TO DO
Find each line with the string "Česká" and copy it.

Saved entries
>>>

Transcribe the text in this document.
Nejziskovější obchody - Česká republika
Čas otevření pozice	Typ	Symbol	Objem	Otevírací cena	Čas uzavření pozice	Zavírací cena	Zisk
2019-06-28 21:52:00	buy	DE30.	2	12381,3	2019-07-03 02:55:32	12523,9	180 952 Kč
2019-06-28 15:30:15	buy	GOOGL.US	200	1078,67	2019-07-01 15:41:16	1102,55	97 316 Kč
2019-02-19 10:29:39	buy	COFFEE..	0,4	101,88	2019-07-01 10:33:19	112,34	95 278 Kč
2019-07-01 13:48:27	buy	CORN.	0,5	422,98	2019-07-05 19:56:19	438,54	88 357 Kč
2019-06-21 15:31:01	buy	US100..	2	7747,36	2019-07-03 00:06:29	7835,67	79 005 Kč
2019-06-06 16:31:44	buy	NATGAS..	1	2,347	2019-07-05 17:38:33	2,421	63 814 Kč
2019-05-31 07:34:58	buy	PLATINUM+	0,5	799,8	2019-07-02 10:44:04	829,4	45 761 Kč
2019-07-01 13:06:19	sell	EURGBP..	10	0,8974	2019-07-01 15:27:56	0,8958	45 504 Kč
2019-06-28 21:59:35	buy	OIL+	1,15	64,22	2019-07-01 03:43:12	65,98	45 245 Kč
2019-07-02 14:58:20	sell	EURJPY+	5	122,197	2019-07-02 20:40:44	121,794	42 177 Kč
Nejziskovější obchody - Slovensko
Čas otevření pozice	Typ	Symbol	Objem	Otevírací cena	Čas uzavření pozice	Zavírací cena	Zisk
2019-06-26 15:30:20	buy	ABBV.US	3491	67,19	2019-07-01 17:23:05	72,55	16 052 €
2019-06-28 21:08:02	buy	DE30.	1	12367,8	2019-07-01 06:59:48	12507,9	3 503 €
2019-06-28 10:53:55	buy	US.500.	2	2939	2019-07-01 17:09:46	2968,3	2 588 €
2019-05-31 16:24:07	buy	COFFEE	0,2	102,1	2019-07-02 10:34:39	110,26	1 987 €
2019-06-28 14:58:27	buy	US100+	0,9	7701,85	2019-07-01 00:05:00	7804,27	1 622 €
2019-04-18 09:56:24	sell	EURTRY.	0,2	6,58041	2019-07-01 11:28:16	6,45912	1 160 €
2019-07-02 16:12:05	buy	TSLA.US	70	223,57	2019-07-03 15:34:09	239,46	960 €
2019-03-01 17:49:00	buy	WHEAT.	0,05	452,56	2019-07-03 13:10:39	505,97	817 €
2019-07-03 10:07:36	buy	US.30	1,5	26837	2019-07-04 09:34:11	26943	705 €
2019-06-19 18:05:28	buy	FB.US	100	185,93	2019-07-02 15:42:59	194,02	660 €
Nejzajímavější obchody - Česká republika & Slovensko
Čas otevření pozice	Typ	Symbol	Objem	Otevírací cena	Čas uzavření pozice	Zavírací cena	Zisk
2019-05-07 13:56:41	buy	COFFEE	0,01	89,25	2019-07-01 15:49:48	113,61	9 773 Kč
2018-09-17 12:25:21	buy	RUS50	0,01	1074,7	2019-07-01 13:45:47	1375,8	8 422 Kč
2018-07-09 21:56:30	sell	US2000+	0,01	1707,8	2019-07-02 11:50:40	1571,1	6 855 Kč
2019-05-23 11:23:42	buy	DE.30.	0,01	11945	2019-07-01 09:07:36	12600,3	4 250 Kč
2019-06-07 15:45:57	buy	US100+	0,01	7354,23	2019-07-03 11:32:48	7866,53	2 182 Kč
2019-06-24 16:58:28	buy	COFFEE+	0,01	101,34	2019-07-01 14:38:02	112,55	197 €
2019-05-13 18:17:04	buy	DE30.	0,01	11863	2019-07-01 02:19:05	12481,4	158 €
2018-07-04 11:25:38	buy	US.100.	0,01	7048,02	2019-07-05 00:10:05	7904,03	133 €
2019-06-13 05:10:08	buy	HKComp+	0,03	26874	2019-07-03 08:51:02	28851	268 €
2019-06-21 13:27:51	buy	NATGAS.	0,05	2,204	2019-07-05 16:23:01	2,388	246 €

<<<

RESULT FOR THIS EXERCISE
Nejziskovější obchody - Česká republika
Nejzajímavější obchody - Česká republika & Slovensko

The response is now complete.